## [Data for review]
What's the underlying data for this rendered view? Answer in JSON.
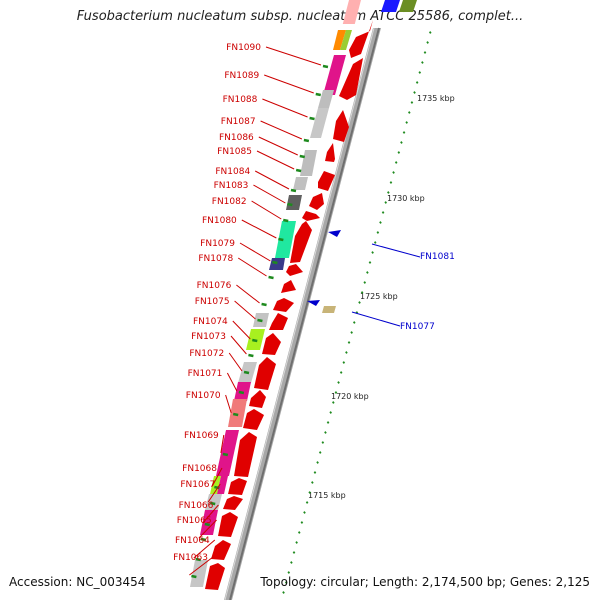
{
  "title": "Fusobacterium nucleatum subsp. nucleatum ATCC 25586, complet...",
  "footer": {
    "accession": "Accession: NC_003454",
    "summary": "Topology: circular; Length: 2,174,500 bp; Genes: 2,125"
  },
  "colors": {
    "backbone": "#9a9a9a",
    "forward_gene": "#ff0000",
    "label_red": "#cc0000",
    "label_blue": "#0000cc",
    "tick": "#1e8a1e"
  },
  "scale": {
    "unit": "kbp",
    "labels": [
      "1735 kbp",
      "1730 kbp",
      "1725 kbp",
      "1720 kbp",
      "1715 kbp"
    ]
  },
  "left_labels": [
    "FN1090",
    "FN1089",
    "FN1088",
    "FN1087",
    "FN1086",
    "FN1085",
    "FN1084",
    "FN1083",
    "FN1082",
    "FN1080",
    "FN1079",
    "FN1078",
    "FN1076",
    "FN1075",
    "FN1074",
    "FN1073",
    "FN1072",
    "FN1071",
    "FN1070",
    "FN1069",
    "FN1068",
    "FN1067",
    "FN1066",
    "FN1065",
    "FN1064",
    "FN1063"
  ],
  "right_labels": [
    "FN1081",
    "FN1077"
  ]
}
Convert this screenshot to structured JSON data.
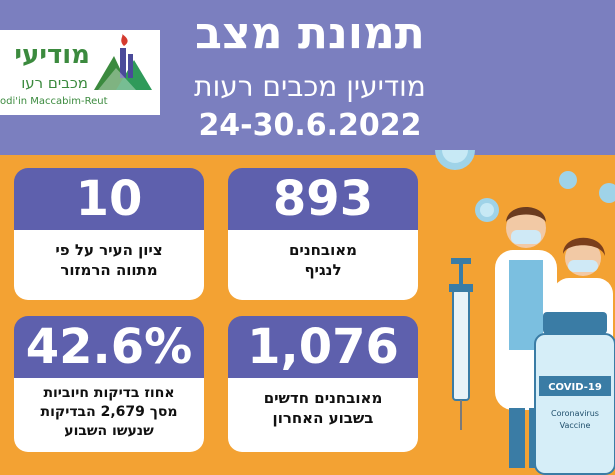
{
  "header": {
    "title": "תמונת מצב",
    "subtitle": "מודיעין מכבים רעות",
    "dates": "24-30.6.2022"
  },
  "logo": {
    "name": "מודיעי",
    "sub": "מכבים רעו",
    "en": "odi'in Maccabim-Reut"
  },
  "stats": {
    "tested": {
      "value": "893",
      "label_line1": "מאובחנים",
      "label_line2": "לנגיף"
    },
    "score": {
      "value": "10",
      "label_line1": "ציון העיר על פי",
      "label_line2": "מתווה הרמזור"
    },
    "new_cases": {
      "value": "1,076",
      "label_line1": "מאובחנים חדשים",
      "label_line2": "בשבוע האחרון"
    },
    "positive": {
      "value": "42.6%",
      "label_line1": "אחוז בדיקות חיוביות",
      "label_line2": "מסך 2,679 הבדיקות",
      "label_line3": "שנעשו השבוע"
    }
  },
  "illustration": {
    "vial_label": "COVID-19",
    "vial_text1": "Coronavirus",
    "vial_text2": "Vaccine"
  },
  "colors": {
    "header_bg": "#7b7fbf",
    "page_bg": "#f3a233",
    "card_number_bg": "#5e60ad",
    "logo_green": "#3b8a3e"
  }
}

## [Task directions]
Of the lines above, copy each one that contains the word "מאובחנים".

## [The completed task]
      "label_line1": "מאובחנים",
      "label_line1": "מאובחנים חדשים",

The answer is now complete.